[Source records]
━━━

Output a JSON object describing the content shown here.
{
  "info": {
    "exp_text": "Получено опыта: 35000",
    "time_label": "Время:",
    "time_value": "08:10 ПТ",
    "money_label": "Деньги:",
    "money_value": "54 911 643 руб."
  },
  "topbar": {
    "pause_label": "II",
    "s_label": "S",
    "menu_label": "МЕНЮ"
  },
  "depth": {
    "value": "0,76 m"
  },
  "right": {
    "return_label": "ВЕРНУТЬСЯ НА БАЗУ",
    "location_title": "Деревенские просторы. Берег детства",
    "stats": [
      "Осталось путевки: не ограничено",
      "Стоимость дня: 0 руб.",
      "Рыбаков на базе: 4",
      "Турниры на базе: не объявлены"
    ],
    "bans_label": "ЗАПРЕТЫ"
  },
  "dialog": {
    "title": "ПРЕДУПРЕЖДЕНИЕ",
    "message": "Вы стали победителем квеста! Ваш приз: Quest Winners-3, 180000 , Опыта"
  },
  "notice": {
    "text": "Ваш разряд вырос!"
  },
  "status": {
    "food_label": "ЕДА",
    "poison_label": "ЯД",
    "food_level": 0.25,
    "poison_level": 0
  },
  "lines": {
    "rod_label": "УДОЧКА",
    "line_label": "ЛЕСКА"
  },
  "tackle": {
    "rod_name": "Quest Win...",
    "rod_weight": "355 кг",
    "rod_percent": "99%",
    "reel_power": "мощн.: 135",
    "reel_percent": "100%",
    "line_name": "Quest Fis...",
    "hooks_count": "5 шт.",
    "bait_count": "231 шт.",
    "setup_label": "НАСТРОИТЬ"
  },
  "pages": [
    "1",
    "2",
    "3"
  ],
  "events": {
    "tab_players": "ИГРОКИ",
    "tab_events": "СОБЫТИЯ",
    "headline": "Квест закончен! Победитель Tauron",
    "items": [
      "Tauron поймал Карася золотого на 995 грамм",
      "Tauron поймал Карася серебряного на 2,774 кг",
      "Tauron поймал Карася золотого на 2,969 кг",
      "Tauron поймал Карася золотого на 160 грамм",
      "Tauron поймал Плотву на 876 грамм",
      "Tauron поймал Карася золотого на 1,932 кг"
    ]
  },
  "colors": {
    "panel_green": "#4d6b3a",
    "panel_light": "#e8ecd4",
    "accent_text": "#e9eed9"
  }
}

━━━

### Stated exercise:
In the entries above, find every line with the word "Карася" and list it.

### Exercise result:
      "Tauron поймал Карася золотого на 995 грамм",
      "Tauron поймал Карася серебряного на 2,774 кг",
      "Tauron поймал Карася золотого на 2,969 кг",
      "Tauron поймал Карася золотого на 160 грамм",
      "Tauron поймал Карася золотого на 1,932 кг"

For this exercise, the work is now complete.